[start]

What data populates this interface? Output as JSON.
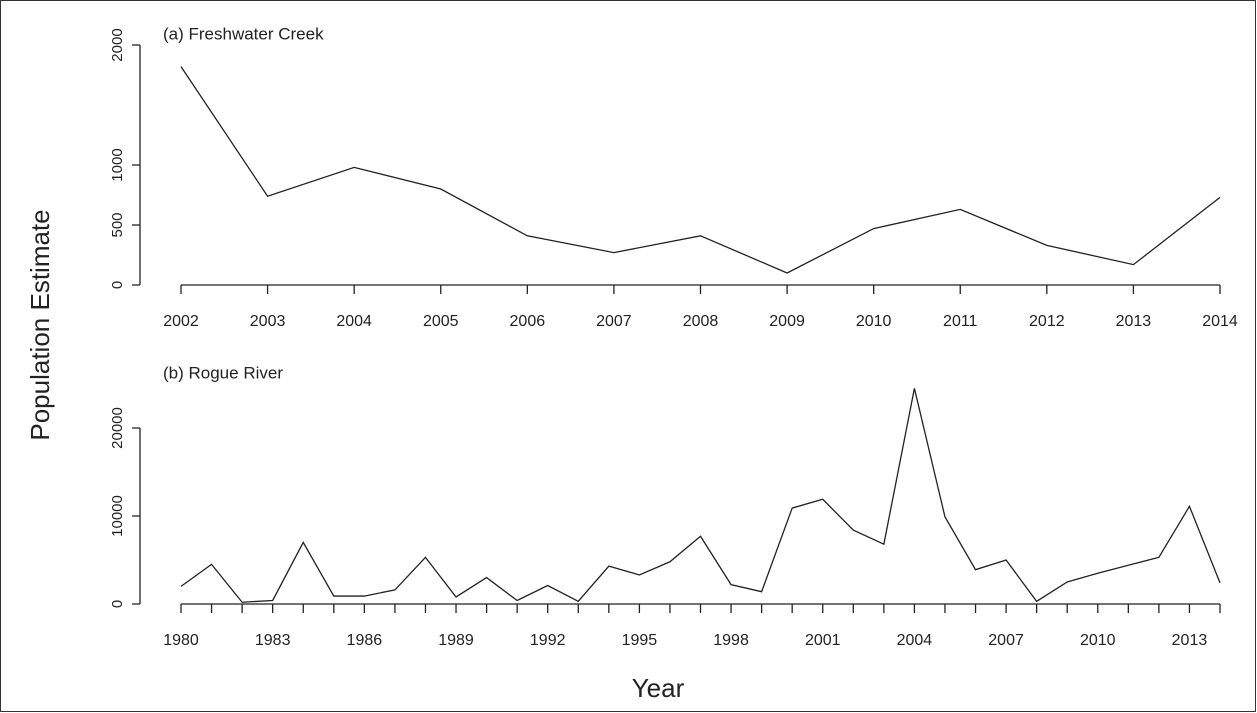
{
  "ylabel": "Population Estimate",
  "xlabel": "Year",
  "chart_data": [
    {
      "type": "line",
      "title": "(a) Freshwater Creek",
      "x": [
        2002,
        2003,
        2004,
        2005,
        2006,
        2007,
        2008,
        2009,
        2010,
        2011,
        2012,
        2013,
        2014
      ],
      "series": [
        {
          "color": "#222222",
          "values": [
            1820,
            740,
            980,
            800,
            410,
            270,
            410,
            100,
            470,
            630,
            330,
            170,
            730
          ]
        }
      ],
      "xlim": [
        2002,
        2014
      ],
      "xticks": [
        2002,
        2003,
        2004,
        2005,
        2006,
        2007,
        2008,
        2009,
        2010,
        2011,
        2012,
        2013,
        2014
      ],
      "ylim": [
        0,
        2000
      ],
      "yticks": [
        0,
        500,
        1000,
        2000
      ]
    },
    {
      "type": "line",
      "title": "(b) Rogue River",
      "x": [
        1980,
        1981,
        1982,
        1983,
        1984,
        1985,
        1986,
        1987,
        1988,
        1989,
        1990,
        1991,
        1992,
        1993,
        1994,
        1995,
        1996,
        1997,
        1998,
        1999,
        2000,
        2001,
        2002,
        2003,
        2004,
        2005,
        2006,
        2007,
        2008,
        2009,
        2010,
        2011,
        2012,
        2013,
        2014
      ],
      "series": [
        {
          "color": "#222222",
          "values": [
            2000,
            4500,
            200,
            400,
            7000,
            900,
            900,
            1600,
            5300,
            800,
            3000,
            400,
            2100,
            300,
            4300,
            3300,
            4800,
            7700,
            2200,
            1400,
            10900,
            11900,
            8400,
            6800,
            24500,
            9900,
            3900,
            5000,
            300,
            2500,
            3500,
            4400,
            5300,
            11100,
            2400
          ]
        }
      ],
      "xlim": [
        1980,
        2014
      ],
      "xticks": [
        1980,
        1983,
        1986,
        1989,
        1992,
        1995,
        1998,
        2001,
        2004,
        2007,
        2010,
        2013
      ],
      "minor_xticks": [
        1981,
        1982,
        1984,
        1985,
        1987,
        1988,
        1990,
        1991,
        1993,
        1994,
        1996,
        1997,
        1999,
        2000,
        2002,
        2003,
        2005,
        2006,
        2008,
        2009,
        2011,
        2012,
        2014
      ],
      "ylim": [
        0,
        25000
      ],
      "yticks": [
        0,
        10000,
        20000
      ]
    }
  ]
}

[end]

→ **Goal**: From the listing above, print every entry precisely and drop the pictures.

→ **Answer to the task**:
What data populates this interface? Output as JSON.
{
  "ylabel": "Population Estimate",
  "xlabel": "Year",
  "chart_data": [
    {
      "type": "line",
      "title": "(a) Freshwater Creek",
      "x": [
        2002,
        2003,
        2004,
        2005,
        2006,
        2007,
        2008,
        2009,
        2010,
        2011,
        2012,
        2013,
        2014
      ],
      "series": [
        {
          "color": "#222222",
          "values": [
            1820,
            740,
            980,
            800,
            410,
            270,
            410,
            100,
            470,
            630,
            330,
            170,
            730
          ]
        }
      ],
      "xlim": [
        2002,
        2014
      ],
      "xticks": [
        2002,
        2003,
        2004,
        2005,
        2006,
        2007,
        2008,
        2009,
        2010,
        2011,
        2012,
        2013,
        2014
      ],
      "ylim": [
        0,
        2000
      ],
      "yticks": [
        0,
        500,
        1000,
        2000
      ]
    },
    {
      "type": "line",
      "title": "(b) Rogue River",
      "x": [
        1980,
        1981,
        1982,
        1983,
        1984,
        1985,
        1986,
        1987,
        1988,
        1989,
        1990,
        1991,
        1992,
        1993,
        1994,
        1995,
        1996,
        1997,
        1998,
        1999,
        2000,
        2001,
        2002,
        2003,
        2004,
        2005,
        2006,
        2007,
        2008,
        2009,
        2010,
        2011,
        2012,
        2013,
        2014
      ],
      "series": [
        {
          "color": "#222222",
          "values": [
            2000,
            4500,
            200,
            400,
            7000,
            900,
            900,
            1600,
            5300,
            800,
            3000,
            400,
            2100,
            300,
            4300,
            3300,
            4800,
            7700,
            2200,
            1400,
            10900,
            11900,
            8400,
            6800,
            24500,
            9900,
            3900,
            5000,
            300,
            2500,
            3500,
            4400,
            5300,
            11100,
            2400
          ]
        }
      ],
      "xlim": [
        1980,
        2014
      ],
      "xticks": [
        1980,
        1983,
        1986,
        1989,
        1992,
        1995,
        1998,
        2001,
        2004,
        2007,
        2010,
        2013
      ],
      "minor_xticks": [
        1981,
        1982,
        1984,
        1985,
        1987,
        1988,
        1990,
        1991,
        1993,
        1994,
        1996,
        1997,
        1999,
        2000,
        2002,
        2003,
        2005,
        2006,
        2008,
        2009,
        2011,
        2012,
        2014
      ],
      "ylim": [
        0,
        25000
      ],
      "yticks": [
        0,
        10000,
        20000
      ]
    }
  ]
}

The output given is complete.